[TASK STATEMENT] Return the number of lines that include the string "Casanova", without any other text.

-- Start of RECORDS FOR PROCESSING --

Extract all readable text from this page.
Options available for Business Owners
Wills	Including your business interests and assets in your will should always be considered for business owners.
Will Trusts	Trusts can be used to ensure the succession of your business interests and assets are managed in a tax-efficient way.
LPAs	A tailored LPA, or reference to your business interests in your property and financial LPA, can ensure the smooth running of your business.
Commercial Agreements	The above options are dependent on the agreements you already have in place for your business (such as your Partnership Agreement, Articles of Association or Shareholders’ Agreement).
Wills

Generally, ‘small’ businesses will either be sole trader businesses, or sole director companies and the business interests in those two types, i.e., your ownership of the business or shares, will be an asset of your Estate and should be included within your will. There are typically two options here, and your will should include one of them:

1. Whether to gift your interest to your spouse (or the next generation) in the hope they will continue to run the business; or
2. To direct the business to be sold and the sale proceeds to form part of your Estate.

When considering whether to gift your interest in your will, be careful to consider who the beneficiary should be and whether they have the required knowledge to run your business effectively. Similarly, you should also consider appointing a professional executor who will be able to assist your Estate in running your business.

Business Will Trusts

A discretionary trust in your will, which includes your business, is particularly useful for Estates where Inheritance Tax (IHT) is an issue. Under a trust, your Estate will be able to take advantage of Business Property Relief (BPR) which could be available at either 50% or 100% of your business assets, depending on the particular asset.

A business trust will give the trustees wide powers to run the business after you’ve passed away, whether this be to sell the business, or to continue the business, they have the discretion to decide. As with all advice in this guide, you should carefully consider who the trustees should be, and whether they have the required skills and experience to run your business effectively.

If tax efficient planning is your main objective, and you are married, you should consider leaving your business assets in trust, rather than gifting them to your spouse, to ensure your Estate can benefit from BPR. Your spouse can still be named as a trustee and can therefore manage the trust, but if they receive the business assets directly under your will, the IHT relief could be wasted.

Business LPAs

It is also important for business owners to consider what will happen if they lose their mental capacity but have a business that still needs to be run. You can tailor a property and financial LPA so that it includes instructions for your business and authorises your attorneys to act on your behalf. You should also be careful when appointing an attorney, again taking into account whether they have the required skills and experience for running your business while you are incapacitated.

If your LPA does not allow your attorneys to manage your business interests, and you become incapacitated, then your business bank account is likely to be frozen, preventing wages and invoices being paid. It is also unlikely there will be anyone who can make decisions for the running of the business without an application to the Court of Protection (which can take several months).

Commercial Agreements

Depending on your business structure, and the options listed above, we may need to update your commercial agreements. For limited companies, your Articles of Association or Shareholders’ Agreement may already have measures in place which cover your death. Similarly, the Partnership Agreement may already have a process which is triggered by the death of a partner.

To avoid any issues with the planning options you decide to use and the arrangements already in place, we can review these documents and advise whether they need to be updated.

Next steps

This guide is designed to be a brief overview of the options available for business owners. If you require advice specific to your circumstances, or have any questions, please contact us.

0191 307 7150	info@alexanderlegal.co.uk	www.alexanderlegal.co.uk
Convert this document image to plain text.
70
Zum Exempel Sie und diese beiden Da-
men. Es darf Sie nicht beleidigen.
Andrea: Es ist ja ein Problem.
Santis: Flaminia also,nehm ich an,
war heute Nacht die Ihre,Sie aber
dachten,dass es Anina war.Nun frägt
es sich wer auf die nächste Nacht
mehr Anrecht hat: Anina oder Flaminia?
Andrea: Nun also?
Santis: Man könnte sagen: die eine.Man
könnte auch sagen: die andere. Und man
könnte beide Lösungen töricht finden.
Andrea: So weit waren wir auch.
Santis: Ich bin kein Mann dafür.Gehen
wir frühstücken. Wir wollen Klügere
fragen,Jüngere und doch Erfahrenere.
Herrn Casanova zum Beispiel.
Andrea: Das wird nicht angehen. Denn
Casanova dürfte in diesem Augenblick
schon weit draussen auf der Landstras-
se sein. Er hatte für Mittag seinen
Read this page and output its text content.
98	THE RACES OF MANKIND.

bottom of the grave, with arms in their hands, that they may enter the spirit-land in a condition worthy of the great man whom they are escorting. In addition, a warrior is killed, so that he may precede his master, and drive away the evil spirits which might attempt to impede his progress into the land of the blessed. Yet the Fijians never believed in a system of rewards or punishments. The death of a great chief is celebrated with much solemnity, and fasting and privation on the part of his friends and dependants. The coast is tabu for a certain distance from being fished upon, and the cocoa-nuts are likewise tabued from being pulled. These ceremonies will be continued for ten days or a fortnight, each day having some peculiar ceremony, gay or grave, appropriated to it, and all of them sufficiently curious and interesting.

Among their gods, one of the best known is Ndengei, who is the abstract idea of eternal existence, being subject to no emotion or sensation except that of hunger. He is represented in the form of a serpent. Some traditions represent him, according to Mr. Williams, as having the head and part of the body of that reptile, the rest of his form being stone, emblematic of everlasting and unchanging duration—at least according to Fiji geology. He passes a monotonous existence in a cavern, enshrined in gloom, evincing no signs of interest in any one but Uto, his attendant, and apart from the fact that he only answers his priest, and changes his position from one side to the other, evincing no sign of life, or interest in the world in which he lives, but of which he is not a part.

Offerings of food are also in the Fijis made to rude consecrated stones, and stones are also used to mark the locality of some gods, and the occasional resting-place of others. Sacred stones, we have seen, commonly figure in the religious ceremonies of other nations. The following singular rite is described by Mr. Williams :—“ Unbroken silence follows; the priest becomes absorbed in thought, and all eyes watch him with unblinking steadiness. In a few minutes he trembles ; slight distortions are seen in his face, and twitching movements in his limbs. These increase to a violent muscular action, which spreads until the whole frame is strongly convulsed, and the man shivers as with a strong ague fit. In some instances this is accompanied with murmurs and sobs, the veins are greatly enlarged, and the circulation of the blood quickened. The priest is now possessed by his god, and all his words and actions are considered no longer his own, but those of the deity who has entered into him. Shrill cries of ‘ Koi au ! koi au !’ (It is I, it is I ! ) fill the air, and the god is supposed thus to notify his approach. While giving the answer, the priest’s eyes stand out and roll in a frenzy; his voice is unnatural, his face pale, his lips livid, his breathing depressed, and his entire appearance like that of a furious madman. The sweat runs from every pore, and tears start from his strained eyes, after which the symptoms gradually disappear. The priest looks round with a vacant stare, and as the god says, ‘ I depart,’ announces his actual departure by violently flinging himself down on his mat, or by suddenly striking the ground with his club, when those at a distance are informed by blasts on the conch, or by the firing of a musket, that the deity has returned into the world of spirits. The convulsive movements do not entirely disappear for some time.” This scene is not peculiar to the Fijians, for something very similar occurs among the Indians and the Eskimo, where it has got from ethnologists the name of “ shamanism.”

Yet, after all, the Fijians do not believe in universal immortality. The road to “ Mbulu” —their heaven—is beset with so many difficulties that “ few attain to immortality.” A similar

-- End of RECORDS FOR PROCESSING --

[EXERCISE SOLUTION] 2